Scan the records for the string "name"; copy each line where it occurs.
------------------------------
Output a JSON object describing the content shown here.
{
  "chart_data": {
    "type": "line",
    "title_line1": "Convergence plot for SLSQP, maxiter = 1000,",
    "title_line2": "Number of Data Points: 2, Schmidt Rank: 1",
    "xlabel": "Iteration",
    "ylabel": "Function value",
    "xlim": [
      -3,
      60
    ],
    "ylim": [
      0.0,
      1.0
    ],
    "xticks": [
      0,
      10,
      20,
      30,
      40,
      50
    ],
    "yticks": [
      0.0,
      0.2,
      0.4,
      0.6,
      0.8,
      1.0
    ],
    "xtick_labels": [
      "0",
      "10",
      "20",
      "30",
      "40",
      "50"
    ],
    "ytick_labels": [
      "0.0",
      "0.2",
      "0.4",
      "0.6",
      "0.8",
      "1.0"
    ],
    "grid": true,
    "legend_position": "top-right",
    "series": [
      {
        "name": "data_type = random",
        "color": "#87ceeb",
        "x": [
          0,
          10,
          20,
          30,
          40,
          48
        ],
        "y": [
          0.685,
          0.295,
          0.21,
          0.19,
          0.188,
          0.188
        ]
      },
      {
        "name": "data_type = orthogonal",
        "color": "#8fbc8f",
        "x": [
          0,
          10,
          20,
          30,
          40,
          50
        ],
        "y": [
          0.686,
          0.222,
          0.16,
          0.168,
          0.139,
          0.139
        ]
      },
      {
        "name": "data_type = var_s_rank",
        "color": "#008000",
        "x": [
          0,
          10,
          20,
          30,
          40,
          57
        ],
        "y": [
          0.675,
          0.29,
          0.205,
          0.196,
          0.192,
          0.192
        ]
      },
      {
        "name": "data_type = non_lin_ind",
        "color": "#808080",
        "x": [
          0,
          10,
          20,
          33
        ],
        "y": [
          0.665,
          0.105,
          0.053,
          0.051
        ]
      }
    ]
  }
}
------------------------------
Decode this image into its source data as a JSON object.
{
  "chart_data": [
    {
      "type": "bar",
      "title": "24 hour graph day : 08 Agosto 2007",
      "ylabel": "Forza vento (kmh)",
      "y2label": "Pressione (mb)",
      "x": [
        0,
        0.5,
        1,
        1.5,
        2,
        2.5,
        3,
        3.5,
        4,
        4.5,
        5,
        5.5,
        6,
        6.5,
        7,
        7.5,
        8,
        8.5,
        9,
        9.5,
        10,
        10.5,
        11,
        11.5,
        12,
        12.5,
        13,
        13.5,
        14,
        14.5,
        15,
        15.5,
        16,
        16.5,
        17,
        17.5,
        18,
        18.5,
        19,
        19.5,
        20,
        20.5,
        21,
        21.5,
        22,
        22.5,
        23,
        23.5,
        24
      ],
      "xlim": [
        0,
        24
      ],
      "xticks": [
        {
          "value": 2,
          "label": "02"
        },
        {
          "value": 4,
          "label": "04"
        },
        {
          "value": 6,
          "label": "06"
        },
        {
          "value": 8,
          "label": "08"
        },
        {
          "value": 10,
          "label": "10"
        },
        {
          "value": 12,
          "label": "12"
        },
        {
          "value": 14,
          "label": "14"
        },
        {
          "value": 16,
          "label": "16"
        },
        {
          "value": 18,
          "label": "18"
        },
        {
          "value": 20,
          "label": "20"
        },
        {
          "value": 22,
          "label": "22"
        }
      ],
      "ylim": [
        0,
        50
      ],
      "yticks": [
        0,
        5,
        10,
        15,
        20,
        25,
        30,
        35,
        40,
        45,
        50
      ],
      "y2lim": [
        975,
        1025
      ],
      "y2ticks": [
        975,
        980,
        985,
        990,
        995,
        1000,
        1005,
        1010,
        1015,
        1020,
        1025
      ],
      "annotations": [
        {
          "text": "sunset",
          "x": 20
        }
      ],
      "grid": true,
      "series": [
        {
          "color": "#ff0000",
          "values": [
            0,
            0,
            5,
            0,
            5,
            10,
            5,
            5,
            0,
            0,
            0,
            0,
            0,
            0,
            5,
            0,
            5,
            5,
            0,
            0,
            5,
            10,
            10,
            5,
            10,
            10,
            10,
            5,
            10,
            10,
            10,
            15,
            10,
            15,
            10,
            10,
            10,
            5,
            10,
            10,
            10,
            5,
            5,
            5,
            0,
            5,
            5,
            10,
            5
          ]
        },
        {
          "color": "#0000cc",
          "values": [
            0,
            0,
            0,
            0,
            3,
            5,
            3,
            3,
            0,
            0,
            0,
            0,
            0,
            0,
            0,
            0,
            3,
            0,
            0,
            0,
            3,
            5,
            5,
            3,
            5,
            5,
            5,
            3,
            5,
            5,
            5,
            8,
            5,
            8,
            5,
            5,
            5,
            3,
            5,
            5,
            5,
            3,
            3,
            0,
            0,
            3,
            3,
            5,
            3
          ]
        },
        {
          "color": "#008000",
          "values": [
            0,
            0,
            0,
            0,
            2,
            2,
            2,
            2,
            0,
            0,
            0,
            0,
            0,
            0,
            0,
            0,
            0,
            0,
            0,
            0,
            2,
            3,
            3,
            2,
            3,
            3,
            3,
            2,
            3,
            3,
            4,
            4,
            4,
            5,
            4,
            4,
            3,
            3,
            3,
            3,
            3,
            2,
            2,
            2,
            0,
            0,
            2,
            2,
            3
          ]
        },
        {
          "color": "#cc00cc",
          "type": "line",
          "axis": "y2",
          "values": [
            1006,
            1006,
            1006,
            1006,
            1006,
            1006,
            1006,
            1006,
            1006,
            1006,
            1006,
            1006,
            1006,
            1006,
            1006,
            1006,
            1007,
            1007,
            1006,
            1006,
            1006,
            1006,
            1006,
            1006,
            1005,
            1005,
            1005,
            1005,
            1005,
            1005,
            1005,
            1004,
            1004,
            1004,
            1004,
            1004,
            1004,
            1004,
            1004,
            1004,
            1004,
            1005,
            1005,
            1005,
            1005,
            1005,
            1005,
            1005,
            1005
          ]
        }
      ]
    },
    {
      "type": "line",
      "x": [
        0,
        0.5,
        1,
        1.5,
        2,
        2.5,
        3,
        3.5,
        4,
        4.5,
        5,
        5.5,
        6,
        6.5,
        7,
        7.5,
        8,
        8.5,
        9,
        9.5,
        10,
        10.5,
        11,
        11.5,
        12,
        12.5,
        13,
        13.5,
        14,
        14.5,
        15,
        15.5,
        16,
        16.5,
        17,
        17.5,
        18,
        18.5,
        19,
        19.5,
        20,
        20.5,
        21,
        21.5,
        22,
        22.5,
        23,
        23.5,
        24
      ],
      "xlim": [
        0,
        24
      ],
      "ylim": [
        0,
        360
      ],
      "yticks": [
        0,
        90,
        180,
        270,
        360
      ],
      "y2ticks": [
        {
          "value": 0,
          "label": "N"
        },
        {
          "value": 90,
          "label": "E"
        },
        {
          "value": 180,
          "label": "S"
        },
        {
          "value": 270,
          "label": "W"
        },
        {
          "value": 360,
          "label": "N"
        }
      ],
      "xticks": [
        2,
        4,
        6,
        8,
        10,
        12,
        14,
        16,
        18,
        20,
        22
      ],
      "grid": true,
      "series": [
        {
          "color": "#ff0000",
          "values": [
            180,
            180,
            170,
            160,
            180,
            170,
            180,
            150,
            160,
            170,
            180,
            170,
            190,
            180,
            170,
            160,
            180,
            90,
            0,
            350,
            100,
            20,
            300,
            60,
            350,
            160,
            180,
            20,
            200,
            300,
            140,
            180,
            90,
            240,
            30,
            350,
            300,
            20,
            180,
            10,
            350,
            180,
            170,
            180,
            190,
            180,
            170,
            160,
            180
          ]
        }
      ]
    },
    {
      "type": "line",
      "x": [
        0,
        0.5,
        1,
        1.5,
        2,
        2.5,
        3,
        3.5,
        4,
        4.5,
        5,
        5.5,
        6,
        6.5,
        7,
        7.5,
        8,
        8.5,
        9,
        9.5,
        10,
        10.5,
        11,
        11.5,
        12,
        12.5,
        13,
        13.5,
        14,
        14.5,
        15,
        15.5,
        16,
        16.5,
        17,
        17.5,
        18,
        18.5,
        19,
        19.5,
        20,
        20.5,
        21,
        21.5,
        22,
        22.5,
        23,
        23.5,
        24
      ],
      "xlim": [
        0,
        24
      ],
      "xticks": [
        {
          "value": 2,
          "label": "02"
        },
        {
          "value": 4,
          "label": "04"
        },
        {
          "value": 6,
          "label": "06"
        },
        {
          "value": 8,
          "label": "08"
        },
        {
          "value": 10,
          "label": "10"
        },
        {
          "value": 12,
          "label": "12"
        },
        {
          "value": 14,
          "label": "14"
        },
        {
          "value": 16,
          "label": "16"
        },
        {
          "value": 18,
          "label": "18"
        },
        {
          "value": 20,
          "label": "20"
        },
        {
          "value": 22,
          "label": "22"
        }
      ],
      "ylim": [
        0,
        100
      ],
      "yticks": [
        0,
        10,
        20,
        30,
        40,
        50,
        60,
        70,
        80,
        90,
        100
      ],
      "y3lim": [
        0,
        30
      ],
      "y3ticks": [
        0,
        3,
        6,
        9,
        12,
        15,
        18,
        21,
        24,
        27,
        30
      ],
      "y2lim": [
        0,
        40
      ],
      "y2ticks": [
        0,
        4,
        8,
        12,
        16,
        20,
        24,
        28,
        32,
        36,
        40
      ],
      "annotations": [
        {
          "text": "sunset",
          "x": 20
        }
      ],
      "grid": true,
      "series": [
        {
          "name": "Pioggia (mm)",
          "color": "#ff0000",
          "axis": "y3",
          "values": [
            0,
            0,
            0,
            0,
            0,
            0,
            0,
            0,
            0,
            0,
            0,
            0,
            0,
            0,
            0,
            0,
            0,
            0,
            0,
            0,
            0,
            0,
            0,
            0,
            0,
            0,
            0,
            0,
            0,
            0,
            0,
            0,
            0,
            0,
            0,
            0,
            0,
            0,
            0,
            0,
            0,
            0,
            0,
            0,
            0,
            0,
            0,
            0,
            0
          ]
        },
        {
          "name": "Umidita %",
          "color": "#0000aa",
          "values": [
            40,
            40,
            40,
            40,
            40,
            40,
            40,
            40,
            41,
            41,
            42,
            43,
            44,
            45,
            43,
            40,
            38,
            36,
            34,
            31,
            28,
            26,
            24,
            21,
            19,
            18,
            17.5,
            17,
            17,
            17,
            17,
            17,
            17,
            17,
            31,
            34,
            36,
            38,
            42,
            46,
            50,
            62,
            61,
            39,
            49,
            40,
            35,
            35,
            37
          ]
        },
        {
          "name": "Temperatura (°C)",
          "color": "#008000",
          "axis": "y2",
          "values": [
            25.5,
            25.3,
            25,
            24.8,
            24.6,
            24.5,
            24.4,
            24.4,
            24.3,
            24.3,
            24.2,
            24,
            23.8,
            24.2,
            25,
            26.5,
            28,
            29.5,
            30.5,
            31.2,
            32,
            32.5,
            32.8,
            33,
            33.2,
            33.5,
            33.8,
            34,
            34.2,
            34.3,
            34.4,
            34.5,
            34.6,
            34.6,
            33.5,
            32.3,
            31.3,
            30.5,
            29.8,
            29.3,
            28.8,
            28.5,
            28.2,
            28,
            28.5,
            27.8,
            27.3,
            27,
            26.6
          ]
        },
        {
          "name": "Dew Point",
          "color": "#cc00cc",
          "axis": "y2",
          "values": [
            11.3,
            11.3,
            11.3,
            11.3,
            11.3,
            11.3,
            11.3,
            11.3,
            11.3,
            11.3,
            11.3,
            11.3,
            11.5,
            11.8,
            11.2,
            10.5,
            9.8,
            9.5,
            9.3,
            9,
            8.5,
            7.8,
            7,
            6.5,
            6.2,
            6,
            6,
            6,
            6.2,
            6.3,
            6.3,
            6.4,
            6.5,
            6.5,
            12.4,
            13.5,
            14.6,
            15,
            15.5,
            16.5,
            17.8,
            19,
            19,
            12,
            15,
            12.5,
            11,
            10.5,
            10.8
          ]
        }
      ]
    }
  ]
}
------------------------------
Solution to this problem:
        "name": "data_type = random",
        "name": "data_type = orthogonal",
        "name": "data_type = var_s_rank",
        "name": "data_type = non_lin_ind",
          "name": "Pioggia (mm)",
          "name": "Umidita %",
          "name": "Temperatura (°C)",
          "name": "Dew Point",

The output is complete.